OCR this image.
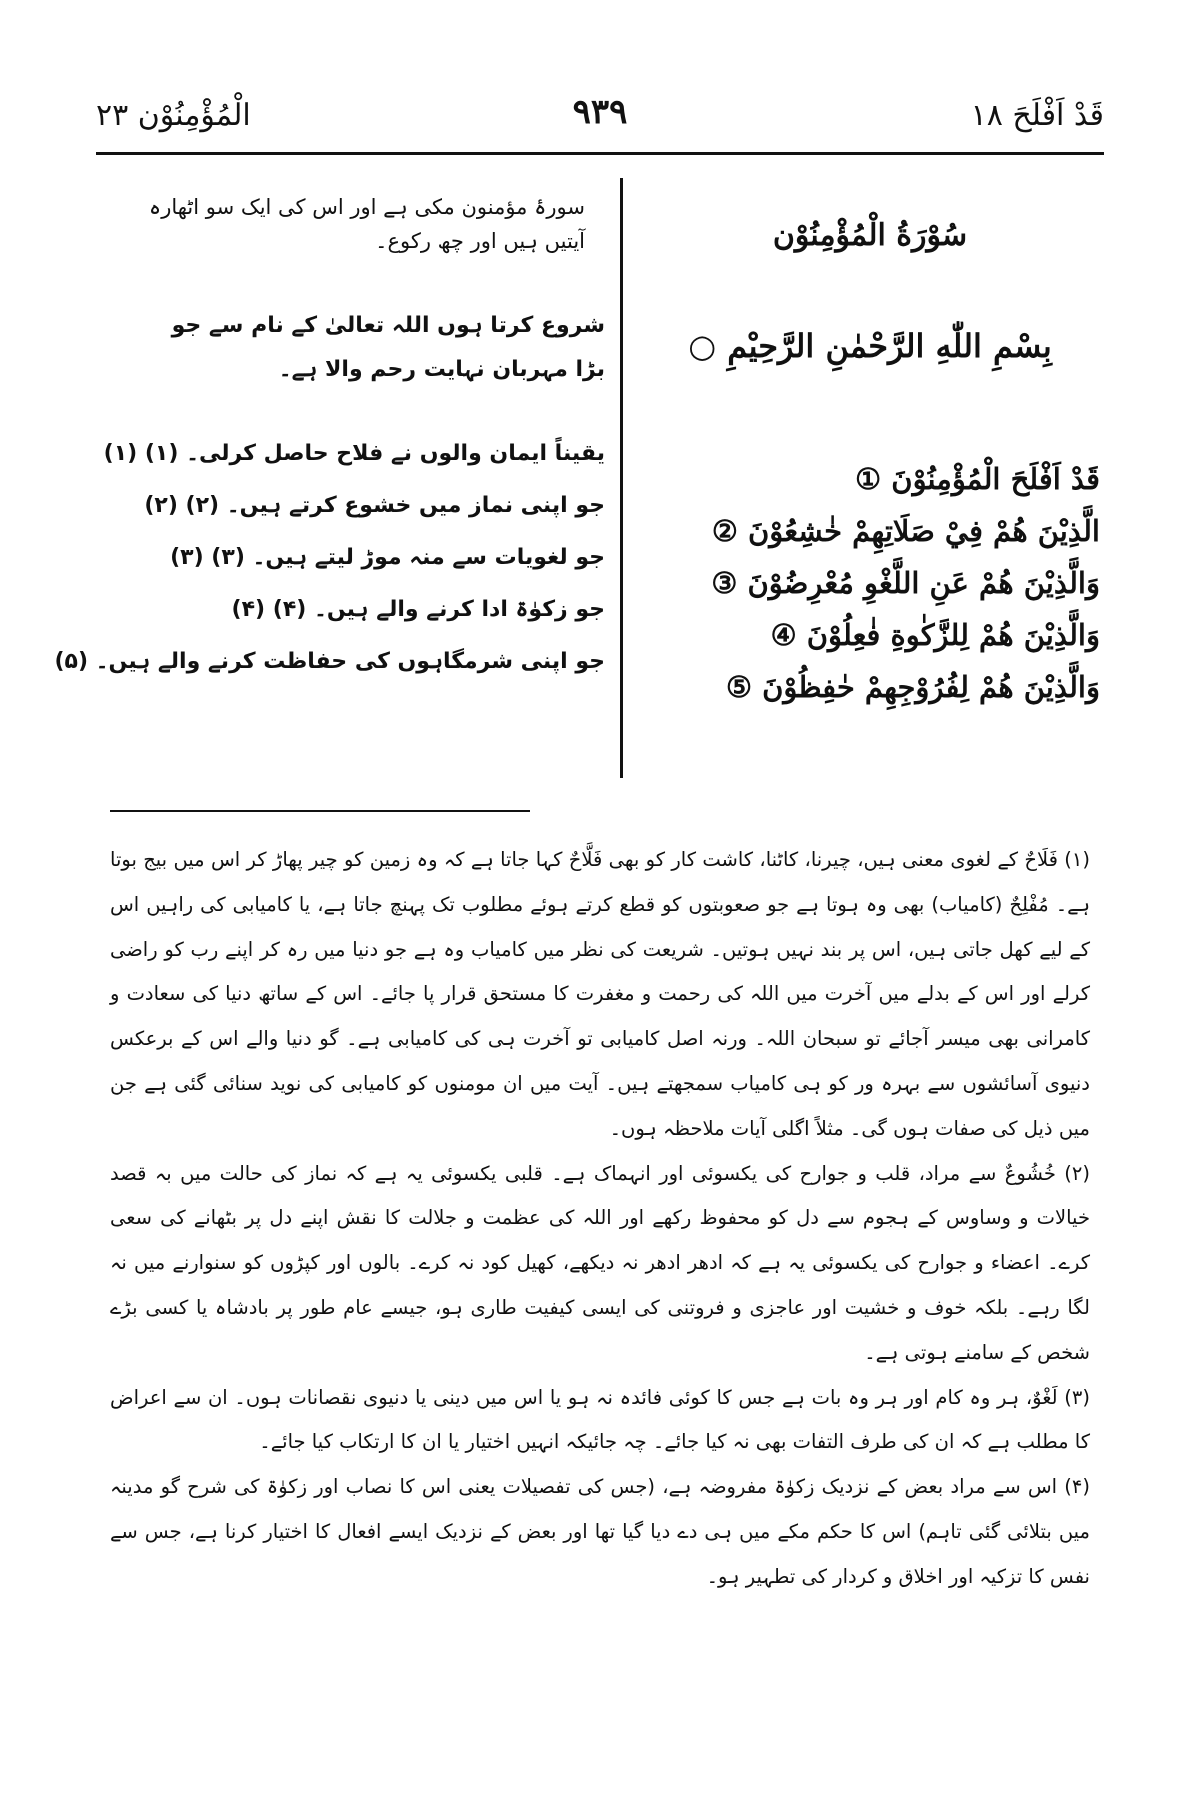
قَدْ اَفْلَحَ ١٨
٩٣٩
الْمُؤْمِنُوْن ٢٣
سُوْرَةُ الْمُؤْمِنُوْن
بِسْمِ اللّٰهِ الرَّحْمٰنِ الرَّحِيْمِ ○
قَدْ اَفْلَحَ الْمُؤْمِنُوْنَ ①
الَّذِيْنَ هُمْ فِيْ صَلَاتِهِمْ خٰشِعُوْنَ ②
وَالَّذِيْنَ هُمْ عَنِ اللَّغْوِ مُعْرِضُوْنَ ③
وَالَّذِيْنَ هُمْ لِلزَّكٰوةِ فٰعِلُوْنَ ④
وَالَّذِيْنَ هُمْ لِفُرُوْجِهِمْ حٰفِظُوْنَ ⑤
سورۂ مؤمنون مکی ہے اور اس کی ایک سو اٹھارہ آیتیں ہیں اور چھ رکوع۔
شروع کرتا ہوں اللہ تعالیٰ کے نام سے جو بڑا مہربان نہایت رحم والا ہے۔
یقیناً ایمان والوں نے فلاح حاصل کرلی۔ (۱) (۱)
جو اپنی نماز میں خشوع کرتے ہیں۔ (۲) (۲)
جو لغویات سے منہ موڑ لیتے ہیں۔ (۳) (۳)
جو زکوٰۃ ادا کرنے والے ہیں۔ (۴) (۴)
جو اپنی شرمگاہوں کی حفاظت کرنے والے ہیں۔ (۵)

(۱) فَلَاحٌ کے لغوی معنی ہیں، چیرنا، کاٹنا، کاشت کار کو بھی فَلَّاحٌ کہا جاتا ہے کہ وہ زمین کو چیر پھاڑ کر اس میں بیج بوتا ہے۔ مُفْلِحٌ (کامیاب) بھی وہ ہوتا ہے جو صعوبتوں کو قطع کرتے ہوئے مطلوب تک پہنچ جاتا ہے، یا کامیابی کی راہیں اس کے لیے کھل جاتی ہیں، اس پر بند نہیں ہوتیں۔ شریعت کی نظر میں کامیاب وہ ہے جو دنیا میں رہ کر اپنے رب کو راضی کرلے اور اس کے بدلے میں آخرت میں اللہ کی رحمت و مغفرت کا مستحق قرار پا جائے۔ اس کے ساتھ دنیا کی سعادت و کامرانی بھی میسر آجائے تو سبحان اللہ۔ ورنہ اصل کامیابی تو آخرت ہی کی کامیابی ہے۔ گو دنیا والے اس کے برعکس دنیوی آسائشوں سے بہرہ ور کو ہی کامیاب سمجھتے ہیں۔ آیت میں ان مومنوں کو کامیابی کی نوید سنائی گئی ہے جن میں ذیل کی صفات ہوں گی۔ مثلاً اگلی آیات ملاحظہ ہوں۔

(۲) خُشُوعٌ سے مراد، قلب و جوارح کی یکسوئی اور انہماک ہے۔ قلبی یکسوئی یہ ہے کہ نماز کی حالت میں بہ قصد خیالات و وساوس کے ہجوم سے دل کو محفوظ رکھے اور اللہ کی عظمت و جلالت کا نقش اپنے دل پر بٹھانے کی سعی کرے۔ اعضاء و جوارح کی یکسوئی یہ ہے کہ ادھر ادھر نہ دیکھے، کھیل کود نہ کرے۔ بالوں اور کپڑوں کو سنوارنے میں نہ لگا رہے۔ بلکہ خوف و خشیت اور عاجزی و فروتنی کی ایسی کیفیت طاری ہو، جیسے عام طور پر بادشاہ یا کسی بڑے شخص کے سامنے ہوتی ہے۔

(۳) لَغْوٌ، ہر وہ کام اور ہر وہ بات ہے جس کا کوئی فائدہ نہ ہو یا اس میں دینی یا دنیوی نقصانات ہوں۔ ان سے اعراض کا مطلب ہے کہ ان کی طرف التفات بھی نہ کیا جائے۔ چہ جائیکہ انہیں اختیار یا ان کا ارتکاب کیا جائے۔

(۴) اس سے مراد بعض کے نزدیک زکوٰۃ مفروضہ ہے، (جس کی تفصیلات یعنی اس کا نصاب اور زکوٰۃ کی شرح گو مدینہ میں بتلائی گئی تاہم) اس کا حکم مکے میں ہی دے دیا گیا تھا اور بعض کے نزدیک ایسے افعال کا اختیار کرنا ہے، جس سے نفس کا تزکیہ اور اخلاق و کردار کی تطہیر ہو۔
══════════════════════════════
_GIVEN TASK_.
Repeat each entry above word for word, leaving every picture out.

_EXERCISE SOLUTION_.
OCR this image.
قَدْ اَفْلَحَ ١٨
٩٣٩
الْمُؤْمِنُوْن ٢٣
سُوْرَةُ الْمُؤْمِنُوْن
بِسْمِ اللّٰهِ الرَّحْمٰنِ الرَّحِيْمِ ○
قَدْ اَفْلَحَ الْمُؤْمِنُوْنَ ①
الَّذِيْنَ هُمْ فِيْ صَلَاتِهِمْ خٰشِعُوْنَ ②
وَالَّذِيْنَ هُمْ عَنِ اللَّغْوِ مُعْرِضُوْنَ ③
وَالَّذِيْنَ هُمْ لِلزَّكٰوةِ فٰعِلُوْنَ ④
وَالَّذِيْنَ هُمْ لِفُرُوْجِهِمْ حٰفِظُوْنَ ⑤
سورۂ مؤمنون مکی ہے اور اس کی ایک سو اٹھارہ آیتیں ہیں اور چھ رکوع۔
شروع کرتا ہوں اللہ تعالیٰ کے نام سے جو بڑا مہربان نہایت رحم والا ہے۔
یقیناً ایمان والوں نے فلاح حاصل کرلی۔ (۱) (۱)
جو اپنی نماز میں خشوع کرتے ہیں۔ (۲) (۲)
جو لغویات سے منہ موڑ لیتے ہیں۔ (۳) (۳)
جو زکوٰۃ ادا کرنے والے ہیں۔ (۴) (۴)
جو اپنی شرمگاہوں کی حفاظت کرنے والے ہیں۔ (۵)

(۱) فَلَاحٌ کے لغوی معنی ہیں، چیرنا، کاٹنا، کاشت کار کو بھی فَلَّاحٌ کہا جاتا ہے کہ وہ زمین کو چیر پھاڑ کر اس میں بیج بوتا ہے۔ مُفْلِحٌ (کامیاب) بھی وہ ہوتا ہے جو صعوبتوں کو قطع کرتے ہوئے مطلوب تک پہنچ جاتا ہے، یا کامیابی کی راہیں اس کے لیے کھل جاتی ہیں، اس پر بند نہیں ہوتیں۔ شریعت کی نظر میں کامیاب وہ ہے جو دنیا میں رہ کر اپنے رب کو راضی کرلے اور اس کے بدلے میں آخرت میں اللہ کی رحمت و مغفرت کا مستحق قرار پا جائے۔ اس کے ساتھ دنیا کی سعادت و کامرانی بھی میسر آجائے تو سبحان اللہ۔ ورنہ اصل کامیابی تو آخرت ہی کی کامیابی ہے۔ گو دنیا والے اس کے برعکس دنیوی آسائشوں سے بہرہ ور کو ہی کامیاب سمجھتے ہیں۔ آیت میں ان مومنوں کو کامیابی کی نوید سنائی گئی ہے جن میں ذیل کی صفات ہوں گی۔ مثلاً اگلی آیات ملاحظہ ہوں۔

(۲) خُشُوعٌ سے مراد، قلب و جوارح کی یکسوئی اور انہماک ہے۔ قلبی یکسوئی یہ ہے کہ نماز کی حالت میں بہ قصد خیالات و وساوس کے ہجوم سے دل کو محفوظ رکھے اور اللہ کی عظمت و جلالت کا نقش اپنے دل پر بٹھانے کی سعی کرے۔ اعضاء و جوارح کی یکسوئی یہ ہے کہ ادھر ادھر نہ دیکھے، کھیل کود نہ کرے۔ بالوں اور کپڑوں کو سنوارنے میں نہ لگا رہے۔ بلکہ خوف و خشیت اور عاجزی و فروتنی کی ایسی کیفیت طاری ہو، جیسے عام طور پر بادشاہ یا کسی بڑے شخص کے سامنے ہوتی ہے۔

(۳) لَغْوٌ، ہر وہ کام اور ہر وہ بات ہے جس کا کوئی فائدہ نہ ہو یا اس میں دینی یا دنیوی نقصانات ہوں۔ ان سے اعراض کا مطلب ہے کہ ان کی طرف التفات بھی نہ کیا جائے۔ چہ جائیکہ انہیں اختیار یا ان کا ارتکاب کیا جائے۔

(۴) اس سے مراد بعض کے نزدیک زکوٰۃ مفروضہ ہے، (جس کی تفصیلات یعنی اس کا نصاب اور زکوٰۃ کی شرح گو مدینہ میں بتلائی گئی تاہم) اس کا حکم مکے میں ہی دے دیا گیا تھا اور بعض کے نزدیک ایسے افعال کا اختیار کرنا ہے، جس سے نفس کا تزکیہ اور اخلاق و کردار کی تطہیر ہو۔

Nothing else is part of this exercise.